[Exercise]: Exact repetition is required: output every record in full.

● ● ● ● ● ● ●

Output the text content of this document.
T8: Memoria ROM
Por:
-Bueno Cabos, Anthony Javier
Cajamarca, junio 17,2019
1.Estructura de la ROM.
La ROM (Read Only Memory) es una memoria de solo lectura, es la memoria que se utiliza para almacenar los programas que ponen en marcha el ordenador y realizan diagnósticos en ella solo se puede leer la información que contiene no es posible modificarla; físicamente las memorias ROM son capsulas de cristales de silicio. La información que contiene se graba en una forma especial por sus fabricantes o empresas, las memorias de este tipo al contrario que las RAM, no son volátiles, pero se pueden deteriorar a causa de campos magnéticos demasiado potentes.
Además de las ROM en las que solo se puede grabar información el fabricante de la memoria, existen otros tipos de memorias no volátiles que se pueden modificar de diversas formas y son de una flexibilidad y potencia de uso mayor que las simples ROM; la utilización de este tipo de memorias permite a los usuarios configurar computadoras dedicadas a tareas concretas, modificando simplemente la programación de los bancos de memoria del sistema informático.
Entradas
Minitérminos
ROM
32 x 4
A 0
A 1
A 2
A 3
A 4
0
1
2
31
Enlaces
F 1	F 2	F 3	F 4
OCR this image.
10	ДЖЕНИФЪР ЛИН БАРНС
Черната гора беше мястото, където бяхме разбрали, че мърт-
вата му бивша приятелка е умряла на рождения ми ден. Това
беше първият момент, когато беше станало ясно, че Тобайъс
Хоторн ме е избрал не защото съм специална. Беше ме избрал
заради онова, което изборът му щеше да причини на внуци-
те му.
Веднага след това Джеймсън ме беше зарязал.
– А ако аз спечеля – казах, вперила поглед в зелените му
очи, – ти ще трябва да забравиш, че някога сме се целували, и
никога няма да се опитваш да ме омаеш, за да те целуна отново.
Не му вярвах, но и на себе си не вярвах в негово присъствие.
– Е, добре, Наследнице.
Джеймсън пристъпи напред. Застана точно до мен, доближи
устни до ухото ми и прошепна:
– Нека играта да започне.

● ● ● ● ● ● ●

[Answer]:
Output the text content of this document.
T8: Memoria ROM
Por:
-Bueno Cabos, Anthony Javier
Cajamarca, junio 17,2019
1.Estructura de la ROM.
La ROM (Read Only Memory) es una memoria de solo lectura, es la memoria que se utiliza para almacenar los programas que ponen en marcha el ordenador y realizan diagnósticos en ella solo se puede leer la información que contiene no es posible modificarla; físicamente las memorias ROM son capsulas de cristales de silicio. La información que contiene se graba en una forma especial por sus fabricantes o empresas, las memorias de este tipo al contrario que las RAM, no son volátiles, pero se pueden deteriorar a causa de campos magnéticos demasiado potentes.
Además de las ROM en las que solo se puede grabar información el fabricante de la memoria, existen otros tipos de memorias no volátiles que se pueden modificar de diversas formas y son de una flexibilidad y potencia de uso mayor que las simples ROM; la utilización de este tipo de memorias permite a los usuarios configurar computadoras dedicadas a tareas concretas, modificando simplemente la programación de los bancos de memoria del sistema informático.
Entradas
Minitérminos
ROM
32 x 4
A 0
A 1
A 2
A 3
A 4
0
1
2
31
Enlaces
F 1	F 2	F 3	F 4
OCR this image.
10	ДЖЕНИФЪР ЛИН БАРНС
Черната гора беше мястото, където бяхме разбрали, че мърт-
вата му бивша приятелка е умряла на рождения ми ден. Това
беше първият момент, когато беше станало ясно, че Тобайъс
Хоторн ме е избрал не защото съм специална. Беше ме избрал
заради онова, което изборът му щеше да причини на внуци-
те му.
Веднага след това Джеймсън ме беше зарязал.
– А ако аз спечеля – казах, вперила поглед в зелените му
очи, – ти ще трябва да забравиш, че някога сме се целували, и
никога няма да се опитваш да ме омаеш, за да те целуна отново.
Не му вярвах, но и на себе си не вярвах в негово присъствие.
– Е, добре, Наследнице.
Джеймсън пристъпи напред. Застана точно до мен, доближи
устни до ухото ми и прошепна:
– Нека играта да започне.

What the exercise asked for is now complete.